* begin Records shown *
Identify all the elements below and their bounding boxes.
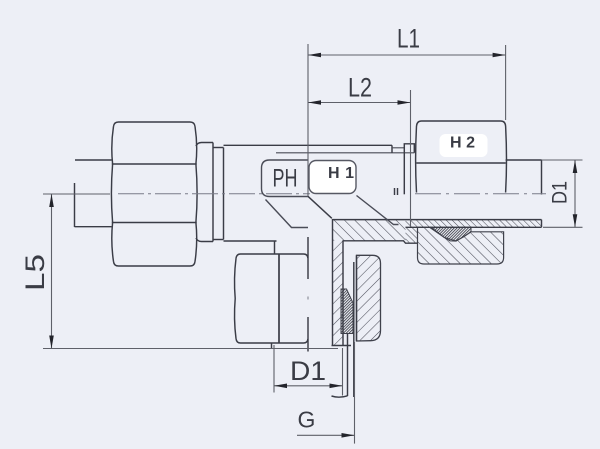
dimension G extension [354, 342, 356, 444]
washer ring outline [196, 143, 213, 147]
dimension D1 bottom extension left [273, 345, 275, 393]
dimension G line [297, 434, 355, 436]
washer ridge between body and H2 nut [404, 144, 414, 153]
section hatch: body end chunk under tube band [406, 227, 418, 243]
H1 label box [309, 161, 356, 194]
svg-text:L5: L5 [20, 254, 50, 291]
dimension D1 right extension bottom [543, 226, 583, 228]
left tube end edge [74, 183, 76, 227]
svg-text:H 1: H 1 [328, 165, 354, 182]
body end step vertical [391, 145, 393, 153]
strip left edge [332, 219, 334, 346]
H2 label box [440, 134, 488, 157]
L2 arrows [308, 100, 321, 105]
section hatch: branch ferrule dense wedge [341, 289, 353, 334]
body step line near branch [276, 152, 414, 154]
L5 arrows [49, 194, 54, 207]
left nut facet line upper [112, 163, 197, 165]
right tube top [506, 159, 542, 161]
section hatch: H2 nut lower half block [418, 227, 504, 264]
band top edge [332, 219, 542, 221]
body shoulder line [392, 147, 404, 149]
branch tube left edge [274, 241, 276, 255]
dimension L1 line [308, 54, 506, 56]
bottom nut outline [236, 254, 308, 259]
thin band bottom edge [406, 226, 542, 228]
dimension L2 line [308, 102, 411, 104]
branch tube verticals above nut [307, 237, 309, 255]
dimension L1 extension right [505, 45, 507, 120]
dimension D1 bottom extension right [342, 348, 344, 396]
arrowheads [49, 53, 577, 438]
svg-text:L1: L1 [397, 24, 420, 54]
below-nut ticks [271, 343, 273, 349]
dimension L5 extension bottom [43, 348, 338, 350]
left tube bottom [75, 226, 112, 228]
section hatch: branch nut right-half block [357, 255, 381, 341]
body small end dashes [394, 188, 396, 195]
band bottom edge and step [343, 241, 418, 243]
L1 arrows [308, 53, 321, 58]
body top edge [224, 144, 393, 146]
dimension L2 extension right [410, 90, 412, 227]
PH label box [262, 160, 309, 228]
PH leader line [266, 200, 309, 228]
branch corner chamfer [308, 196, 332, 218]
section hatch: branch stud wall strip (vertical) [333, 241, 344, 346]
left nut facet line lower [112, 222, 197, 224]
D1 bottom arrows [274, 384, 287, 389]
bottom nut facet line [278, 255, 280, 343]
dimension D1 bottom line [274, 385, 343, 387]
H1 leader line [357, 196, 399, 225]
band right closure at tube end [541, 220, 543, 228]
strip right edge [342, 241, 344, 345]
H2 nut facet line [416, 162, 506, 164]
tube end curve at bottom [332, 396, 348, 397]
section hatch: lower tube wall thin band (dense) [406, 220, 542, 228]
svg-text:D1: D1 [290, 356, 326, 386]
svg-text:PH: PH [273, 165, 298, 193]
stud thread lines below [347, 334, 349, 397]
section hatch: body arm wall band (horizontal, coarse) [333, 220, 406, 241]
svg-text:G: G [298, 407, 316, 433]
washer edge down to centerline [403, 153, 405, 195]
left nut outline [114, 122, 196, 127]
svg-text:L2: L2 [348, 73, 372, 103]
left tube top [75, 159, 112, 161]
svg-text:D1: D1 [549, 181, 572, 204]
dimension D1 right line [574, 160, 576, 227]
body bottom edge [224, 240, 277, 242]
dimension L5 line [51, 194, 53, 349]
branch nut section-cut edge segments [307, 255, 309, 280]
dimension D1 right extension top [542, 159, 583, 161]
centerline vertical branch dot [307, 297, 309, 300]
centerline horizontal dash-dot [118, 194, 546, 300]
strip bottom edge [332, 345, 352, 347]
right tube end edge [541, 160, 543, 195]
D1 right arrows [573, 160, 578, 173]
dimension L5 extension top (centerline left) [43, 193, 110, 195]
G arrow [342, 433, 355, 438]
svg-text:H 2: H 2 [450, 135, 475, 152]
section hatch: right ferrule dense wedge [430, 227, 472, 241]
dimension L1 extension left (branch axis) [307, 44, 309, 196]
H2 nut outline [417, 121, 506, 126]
* end Records shown *
* begin Records shown *
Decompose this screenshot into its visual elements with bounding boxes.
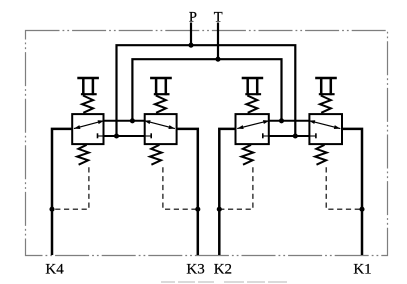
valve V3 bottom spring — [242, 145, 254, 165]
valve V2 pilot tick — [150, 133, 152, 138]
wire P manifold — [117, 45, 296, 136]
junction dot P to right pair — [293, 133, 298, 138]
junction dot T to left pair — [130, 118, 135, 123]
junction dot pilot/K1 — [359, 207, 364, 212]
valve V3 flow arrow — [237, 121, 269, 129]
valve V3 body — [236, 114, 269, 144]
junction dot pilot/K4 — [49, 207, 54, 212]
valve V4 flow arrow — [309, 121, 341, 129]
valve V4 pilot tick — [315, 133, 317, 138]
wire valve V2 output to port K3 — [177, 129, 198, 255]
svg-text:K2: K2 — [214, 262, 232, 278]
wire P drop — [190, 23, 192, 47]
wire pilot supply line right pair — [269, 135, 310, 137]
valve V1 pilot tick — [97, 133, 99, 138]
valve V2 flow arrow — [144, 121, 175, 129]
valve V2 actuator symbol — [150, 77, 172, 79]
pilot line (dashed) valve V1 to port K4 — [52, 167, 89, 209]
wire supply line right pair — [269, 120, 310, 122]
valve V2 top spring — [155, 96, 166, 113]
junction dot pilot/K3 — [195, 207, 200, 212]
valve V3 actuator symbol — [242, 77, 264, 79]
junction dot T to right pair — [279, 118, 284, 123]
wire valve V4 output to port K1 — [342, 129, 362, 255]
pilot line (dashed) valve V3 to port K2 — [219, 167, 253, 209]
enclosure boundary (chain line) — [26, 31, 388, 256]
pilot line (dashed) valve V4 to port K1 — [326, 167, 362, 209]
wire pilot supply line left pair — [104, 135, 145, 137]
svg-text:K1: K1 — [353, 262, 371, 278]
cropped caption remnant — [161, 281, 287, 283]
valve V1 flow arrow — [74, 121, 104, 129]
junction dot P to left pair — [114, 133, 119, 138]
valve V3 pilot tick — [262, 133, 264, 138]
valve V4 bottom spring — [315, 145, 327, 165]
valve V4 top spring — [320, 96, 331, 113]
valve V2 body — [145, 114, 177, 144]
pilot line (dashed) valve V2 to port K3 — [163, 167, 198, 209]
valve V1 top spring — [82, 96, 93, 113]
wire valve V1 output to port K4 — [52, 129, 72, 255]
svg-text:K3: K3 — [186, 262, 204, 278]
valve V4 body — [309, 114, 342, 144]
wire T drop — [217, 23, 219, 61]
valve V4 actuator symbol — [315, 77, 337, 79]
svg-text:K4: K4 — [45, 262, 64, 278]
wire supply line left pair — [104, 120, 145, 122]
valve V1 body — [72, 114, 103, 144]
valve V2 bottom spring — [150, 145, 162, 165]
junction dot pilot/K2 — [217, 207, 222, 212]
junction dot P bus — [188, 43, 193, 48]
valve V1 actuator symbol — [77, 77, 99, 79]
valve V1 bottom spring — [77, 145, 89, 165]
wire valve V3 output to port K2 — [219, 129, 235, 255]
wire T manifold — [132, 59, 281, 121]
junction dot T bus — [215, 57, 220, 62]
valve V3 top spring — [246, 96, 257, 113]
* end Records shown *
* begin Records shown *
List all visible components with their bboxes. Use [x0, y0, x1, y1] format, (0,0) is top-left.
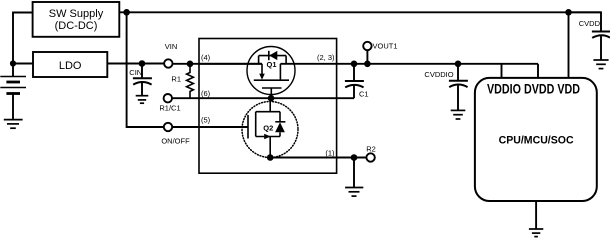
* end Records shown *
== Brief ==
Please copy the stretch of lines from the one containing "Identify all the" through the one containing "washer ridge between", both included, leaving out the pictures.

== Reply to the task ==
Identify all the elements below and their bounding boxes.
dimension G extension [354, 342, 356, 444]
washer ring outline [196, 143, 213, 147]
dimension D1 bottom extension left [273, 345, 275, 393]
dimension G line [297, 434, 355, 436]
washer ridge between body and H2 nut [404, 144, 414, 153]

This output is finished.